**LISTED RECORDS:**
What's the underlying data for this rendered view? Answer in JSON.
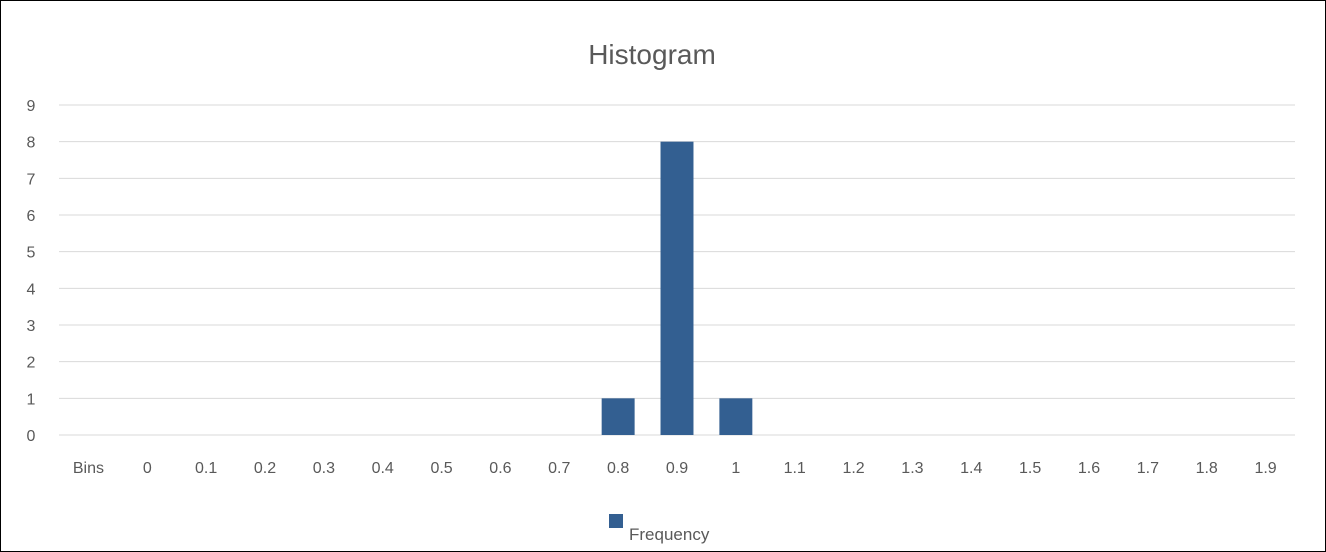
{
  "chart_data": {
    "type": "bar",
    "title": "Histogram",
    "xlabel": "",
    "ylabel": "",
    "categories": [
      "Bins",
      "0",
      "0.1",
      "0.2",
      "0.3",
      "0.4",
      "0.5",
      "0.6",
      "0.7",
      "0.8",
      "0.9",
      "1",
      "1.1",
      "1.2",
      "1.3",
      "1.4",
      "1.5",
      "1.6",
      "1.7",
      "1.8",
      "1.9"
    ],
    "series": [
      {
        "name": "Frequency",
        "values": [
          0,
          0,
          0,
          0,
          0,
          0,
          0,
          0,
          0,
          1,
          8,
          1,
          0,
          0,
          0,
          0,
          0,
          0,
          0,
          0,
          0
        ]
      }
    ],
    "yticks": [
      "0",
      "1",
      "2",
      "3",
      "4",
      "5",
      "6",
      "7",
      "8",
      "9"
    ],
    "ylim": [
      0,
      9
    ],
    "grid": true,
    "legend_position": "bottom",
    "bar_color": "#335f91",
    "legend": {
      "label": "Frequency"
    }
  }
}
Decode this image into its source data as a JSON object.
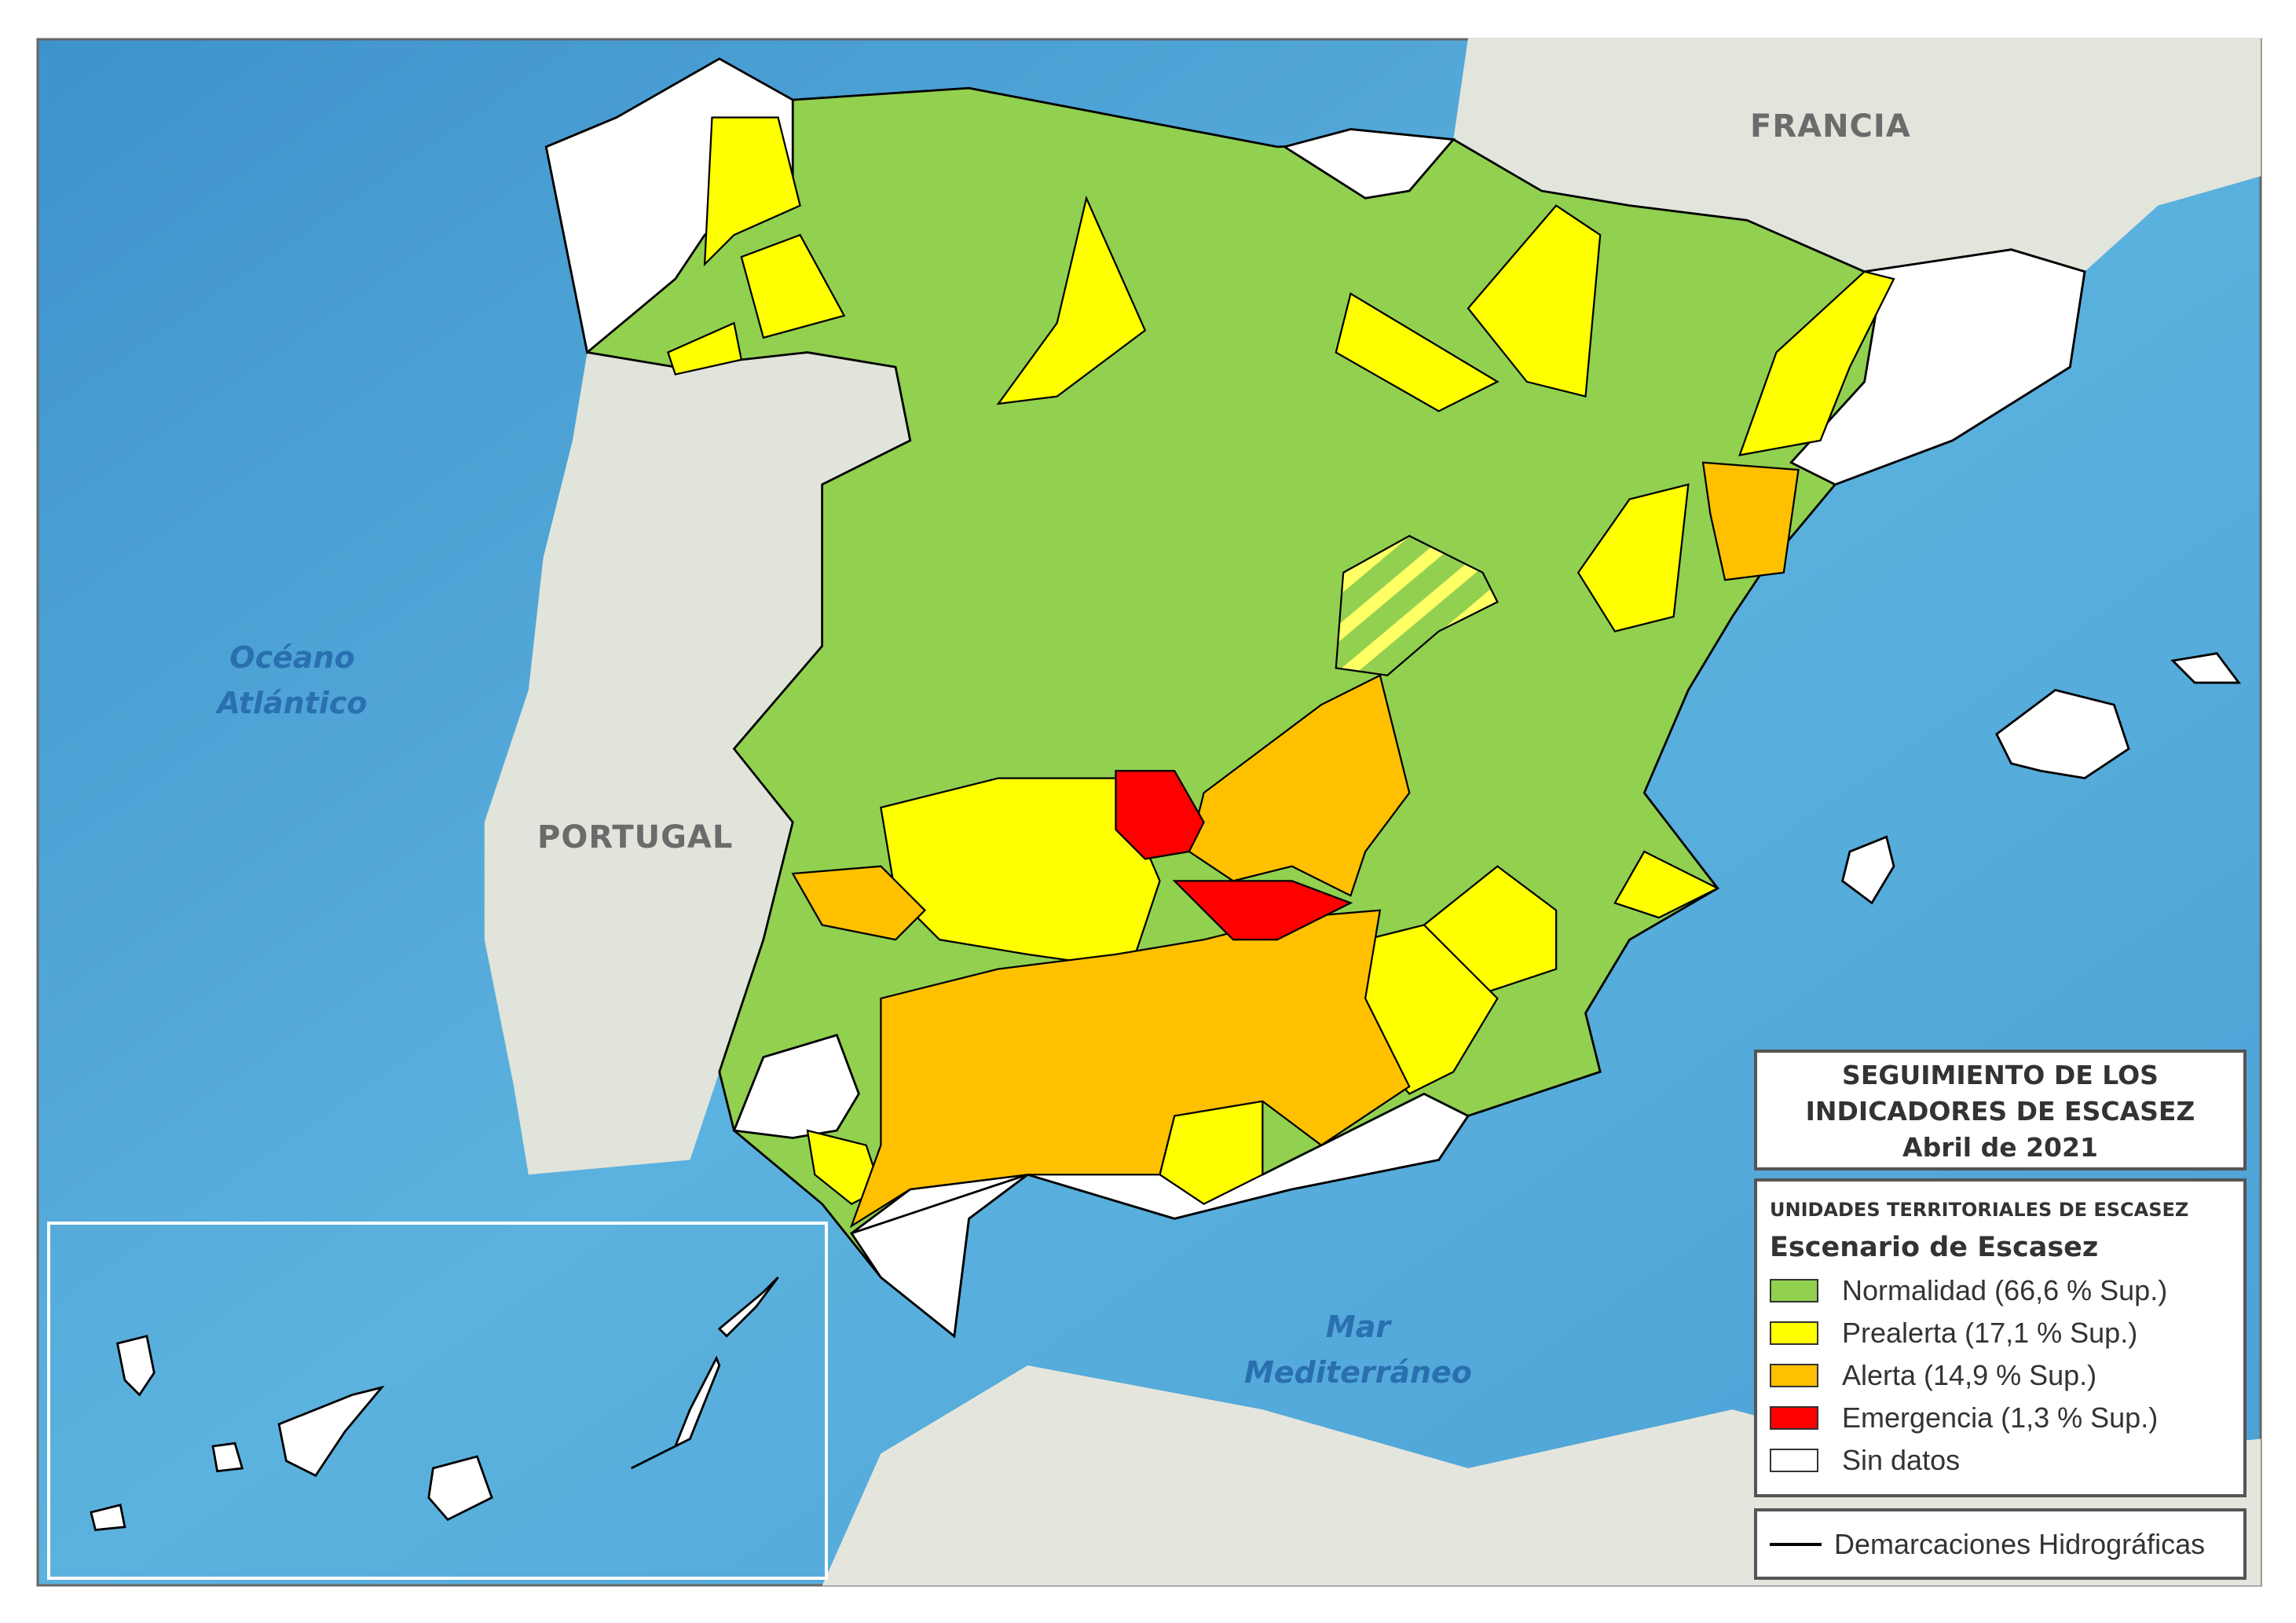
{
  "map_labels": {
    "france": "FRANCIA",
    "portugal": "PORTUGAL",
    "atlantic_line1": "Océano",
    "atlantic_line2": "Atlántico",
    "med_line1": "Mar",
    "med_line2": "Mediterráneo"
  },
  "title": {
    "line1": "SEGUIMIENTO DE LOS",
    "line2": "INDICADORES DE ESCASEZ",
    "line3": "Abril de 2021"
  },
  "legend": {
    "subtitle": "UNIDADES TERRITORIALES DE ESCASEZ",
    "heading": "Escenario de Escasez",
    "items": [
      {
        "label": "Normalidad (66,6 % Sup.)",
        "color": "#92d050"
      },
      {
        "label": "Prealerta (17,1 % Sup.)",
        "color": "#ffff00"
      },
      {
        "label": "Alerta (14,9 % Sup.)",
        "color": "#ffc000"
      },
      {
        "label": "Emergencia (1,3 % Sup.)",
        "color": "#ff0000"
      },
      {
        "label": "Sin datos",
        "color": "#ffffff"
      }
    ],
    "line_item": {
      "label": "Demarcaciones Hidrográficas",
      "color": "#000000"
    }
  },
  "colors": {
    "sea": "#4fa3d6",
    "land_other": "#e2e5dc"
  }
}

**OBJECTIVE:** All of the entries above should be duplicated exactly, except for the pictures.

**OUTPUT:**
What's the underlying data for this rendered view? Answer in JSON.
{
  "chart_data": {
    "type": "bar",
    "title": "Histogram",
    "xlabel": "",
    "ylabel": "",
    "categories": [
      "Bins",
      "0",
      "0.1",
      "0.2",
      "0.3",
      "0.4",
      "0.5",
      "0.6",
      "0.7",
      "0.8",
      "0.9",
      "1",
      "1.1",
      "1.2",
      "1.3",
      "1.4",
      "1.5",
      "1.6",
      "1.7",
      "1.8",
      "1.9"
    ],
    "series": [
      {
        "name": "Frequency",
        "values": [
          0,
          0,
          0,
          0,
          0,
          0,
          0,
          0,
          0,
          1,
          8,
          1,
          0,
          0,
          0,
          0,
          0,
          0,
          0,
          0,
          0
        ]
      }
    ],
    "yticks": [
      "0",
      "1",
      "2",
      "3",
      "4",
      "5",
      "6",
      "7",
      "8",
      "9"
    ],
    "ylim": [
      0,
      9
    ],
    "grid": true,
    "legend_position": "bottom",
    "bar_color": "#335f91",
    "legend": {
      "label": "Frequency"
    }
  }
}
Decode this image into its source data as a JSON object.
{
  "map_labels": {
    "france": "FRANCIA",
    "portugal": "PORTUGAL",
    "atlantic_line1": "Océano",
    "atlantic_line2": "Atlántico",
    "med_line1": "Mar",
    "med_line2": "Mediterráneo"
  },
  "title": {
    "line1": "SEGUIMIENTO DE LOS",
    "line2": "INDICADORES DE ESCASEZ",
    "line3": "Abril de 2021"
  },
  "legend": {
    "subtitle": "UNIDADES TERRITORIALES DE ESCASEZ",
    "heading": "Escenario de Escasez",
    "items": [
      {
        "label": "Normalidad (66,6 % Sup.)",
        "color": "#92d050"
      },
      {
        "label": "Prealerta (17,1 % Sup.)",
        "color": "#ffff00"
      },
      {
        "label": "Alerta (14,9 % Sup.)",
        "color": "#ffc000"
      },
      {
        "label": "Emergencia (1,3 % Sup.)",
        "color": "#ff0000"
      },
      {
        "label": "Sin datos",
        "color": "#ffffff"
      }
    ],
    "line_item": {
      "label": "Demarcaciones Hidrográficas",
      "color": "#000000"
    }
  },
  "colors": {
    "sea": "#4fa3d6",
    "land_other": "#e2e5dc"
  }
}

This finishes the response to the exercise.